Prompt
Reproduce the entries below in full, word for word.

** BEGIN Records for this task **

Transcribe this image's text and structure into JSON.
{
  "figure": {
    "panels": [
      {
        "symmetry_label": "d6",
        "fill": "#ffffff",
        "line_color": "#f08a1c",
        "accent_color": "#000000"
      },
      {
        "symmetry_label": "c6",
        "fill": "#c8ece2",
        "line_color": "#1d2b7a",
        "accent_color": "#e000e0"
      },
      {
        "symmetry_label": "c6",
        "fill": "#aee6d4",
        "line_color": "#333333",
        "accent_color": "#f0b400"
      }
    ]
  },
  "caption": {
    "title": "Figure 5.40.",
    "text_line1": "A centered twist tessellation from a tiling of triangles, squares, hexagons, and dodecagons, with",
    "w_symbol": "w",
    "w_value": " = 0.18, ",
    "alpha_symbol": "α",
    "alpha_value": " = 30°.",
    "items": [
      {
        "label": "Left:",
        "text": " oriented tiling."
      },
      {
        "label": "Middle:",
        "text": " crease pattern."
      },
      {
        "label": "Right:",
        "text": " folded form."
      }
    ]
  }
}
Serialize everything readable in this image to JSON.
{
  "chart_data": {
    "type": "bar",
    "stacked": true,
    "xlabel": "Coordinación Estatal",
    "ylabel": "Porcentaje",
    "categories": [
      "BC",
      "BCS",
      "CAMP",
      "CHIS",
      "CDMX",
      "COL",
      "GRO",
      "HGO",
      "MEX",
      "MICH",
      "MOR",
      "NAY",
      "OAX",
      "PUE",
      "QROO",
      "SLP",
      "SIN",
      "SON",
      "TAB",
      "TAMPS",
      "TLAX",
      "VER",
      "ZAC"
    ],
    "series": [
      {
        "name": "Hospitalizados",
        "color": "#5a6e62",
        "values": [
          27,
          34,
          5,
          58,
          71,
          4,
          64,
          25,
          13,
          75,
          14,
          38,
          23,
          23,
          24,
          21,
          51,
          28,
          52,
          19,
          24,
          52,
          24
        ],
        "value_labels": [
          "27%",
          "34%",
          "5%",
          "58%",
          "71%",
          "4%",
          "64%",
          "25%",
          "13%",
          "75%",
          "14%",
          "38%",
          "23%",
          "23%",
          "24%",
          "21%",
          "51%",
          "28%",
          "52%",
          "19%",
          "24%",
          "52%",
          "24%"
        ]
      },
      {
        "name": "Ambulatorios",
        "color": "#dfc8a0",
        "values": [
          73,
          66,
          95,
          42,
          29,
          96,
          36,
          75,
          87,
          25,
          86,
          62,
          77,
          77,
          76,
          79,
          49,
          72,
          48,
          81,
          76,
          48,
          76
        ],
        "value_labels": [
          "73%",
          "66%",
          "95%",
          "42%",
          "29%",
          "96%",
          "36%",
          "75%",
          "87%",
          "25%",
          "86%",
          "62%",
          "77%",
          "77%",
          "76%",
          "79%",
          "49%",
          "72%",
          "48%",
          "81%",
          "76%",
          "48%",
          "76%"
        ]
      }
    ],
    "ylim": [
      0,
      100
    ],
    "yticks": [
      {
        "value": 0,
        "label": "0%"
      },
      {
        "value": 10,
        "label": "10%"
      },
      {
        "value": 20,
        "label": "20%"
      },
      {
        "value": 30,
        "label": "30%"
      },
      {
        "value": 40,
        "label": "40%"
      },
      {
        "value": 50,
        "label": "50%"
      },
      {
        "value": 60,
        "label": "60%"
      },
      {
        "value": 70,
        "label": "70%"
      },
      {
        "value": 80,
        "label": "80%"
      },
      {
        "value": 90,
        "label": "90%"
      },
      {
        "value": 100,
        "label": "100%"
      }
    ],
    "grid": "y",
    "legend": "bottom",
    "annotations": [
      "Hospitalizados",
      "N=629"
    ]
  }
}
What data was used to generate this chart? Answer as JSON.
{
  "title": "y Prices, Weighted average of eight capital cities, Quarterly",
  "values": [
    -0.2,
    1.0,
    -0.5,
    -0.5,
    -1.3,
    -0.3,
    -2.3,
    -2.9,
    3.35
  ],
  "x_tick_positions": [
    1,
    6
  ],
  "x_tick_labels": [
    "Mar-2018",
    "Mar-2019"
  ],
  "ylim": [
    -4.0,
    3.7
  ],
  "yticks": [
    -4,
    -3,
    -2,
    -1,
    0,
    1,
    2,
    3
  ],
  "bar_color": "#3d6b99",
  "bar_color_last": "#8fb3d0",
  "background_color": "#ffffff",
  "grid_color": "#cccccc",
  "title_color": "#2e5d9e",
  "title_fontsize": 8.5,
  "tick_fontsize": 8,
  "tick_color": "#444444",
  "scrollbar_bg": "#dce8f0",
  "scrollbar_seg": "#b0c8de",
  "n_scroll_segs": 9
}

** END Records for this task **

The completed task
Transcribe this image's text and structure into JSON.
{
  "figure": {
    "panels": [
      {
        "symmetry_label": "d6",
        "fill": "#ffffff",
        "line_color": "#f08a1c",
        "accent_color": "#000000"
      },
      {
        "symmetry_label": "c6",
        "fill": "#c8ece2",
        "line_color": "#1d2b7a",
        "accent_color": "#e000e0"
      },
      {
        "symmetry_label": "c6",
        "fill": "#aee6d4",
        "line_color": "#333333",
        "accent_color": "#f0b400"
      }
    ]
  },
  "caption": {
    "title": "Figure 5.40.",
    "text_line1": "A centered twist tessellation from a tiling of triangles, squares, hexagons, and dodecagons, with",
    "w_symbol": "w",
    "w_value": " = 0.18, ",
    "alpha_symbol": "α",
    "alpha_value": " = 30°.",
    "items": [
      {
        "label": "Left:",
        "text": " oriented tiling."
      },
      {
        "label": "Middle:",
        "text": " crease pattern."
      },
      {
        "label": "Right:",
        "text": " folded form."
      }
    ]
  }
}
Serialize everything readable in this image to JSON.
{
  "chart_data": {
    "type": "bar",
    "stacked": true,
    "xlabel": "Coordinación Estatal",
    "ylabel": "Porcentaje",
    "categories": [
      "BC",
      "BCS",
      "CAMP",
      "CHIS",
      "CDMX",
      "COL",
      "GRO",
      "HGO",
      "MEX",
      "MICH",
      "MOR",
      "NAY",
      "OAX",
      "PUE",
      "QROO",
      "SLP",
      "SIN",
      "SON",
      "TAB",
      "TAMPS",
      "TLAX",
      "VER",
      "ZAC"
    ],
    "series": [
      {
        "name": "Hospitalizados",
        "color": "#5a6e62",
        "values": [
          27,
          34,
          5,
          58,
          71,
          4,
          64,
          25,
          13,
          75,
          14,
          38,
          23,
          23,
          24,
          21,
          51,
          28,
          52,
          19,
          24,
          52,
          24
        ],
        "value_labels": [
          "27%",
          "34%",
          "5%",
          "58%",
          "71%",
          "4%",
          "64%",
          "25%",
          "13%",
          "75%",
          "14%",
          "38%",
          "23%",
          "23%",
          "24%",
          "21%",
          "51%",
          "28%",
          "52%",
          "19%",
          "24%",
          "52%",
          "24%"
        ]
      },
      {
        "name": "Ambulatorios",
        "color": "#dfc8a0",
        "values": [
          73,
          66,
          95,
          42,
          29,
          96,
          36,
          75,
          87,
          25,
          86,
          62,
          77,
          77,
          76,
          79,
          49,
          72,
          48,
          81,
          76,
          48,
          76
        ],
        "value_labels": [
          "73%",
          "66%",
          "95%",
          "42%",
          "29%",
          "96%",
          "36%",
          "75%",
          "87%",
          "25%",
          "86%",
          "62%",
          "77%",
          "77%",
          "76%",
          "79%",
          "49%",
          "72%",
          "48%",
          "81%",
          "76%",
          "48%",
          "76%"
        ]
      }
    ],
    "ylim": [
      0,
      100
    ],
    "yticks": [
      {
        "value": 0,
        "label": "0%"
      },
      {
        "value": 10,
        "label": "10%"
      },
      {
        "value": 20,
        "label": "20%"
      },
      {
        "value": 30,
        "label": "30%"
      },
      {
        "value": 40,
        "label": "40%"
      },
      {
        "value": 50,
        "label": "50%"
      },
      {
        "value": 60,
        "label": "60%"
      },
      {
        "value": 70,
        "label": "70%"
      },
      {
        "value": 80,
        "label": "80%"
      },
      {
        "value": 90,
        "label": "90%"
      },
      {
        "value": 100,
        "label": "100%"
      }
    ],
    "grid": "y",
    "legend": "bottom",
    "annotations": [
      "Hospitalizados",
      "N=629"
    ]
  }
}
What data was used to generate this chart? Answer as JSON.
{
  "title": "y Prices, Weighted average of eight capital cities, Quarterly",
  "values": [
    -0.2,
    1.0,
    -0.5,
    -0.5,
    -1.3,
    -0.3,
    -2.3,
    -2.9,
    3.35
  ],
  "x_tick_positions": [
    1,
    6
  ],
  "x_tick_labels": [
    "Mar-2018",
    "Mar-2019"
  ],
  "ylim": [
    -4.0,
    3.7
  ],
  "yticks": [
    -4,
    -3,
    -2,
    -1,
    0,
    1,
    2,
    3
  ],
  "bar_color": "#3d6b99",
  "bar_color_last": "#8fb3d0",
  "background_color": "#ffffff",
  "grid_color": "#cccccc",
  "title_color": "#2e5d9e",
  "title_fontsize": 8.5,
  "tick_fontsize": 8,
  "tick_color": "#444444",
  "scrollbar_bg": "#dce8f0",
  "scrollbar_seg": "#b0c8de",
  "n_scroll_segs": 9
}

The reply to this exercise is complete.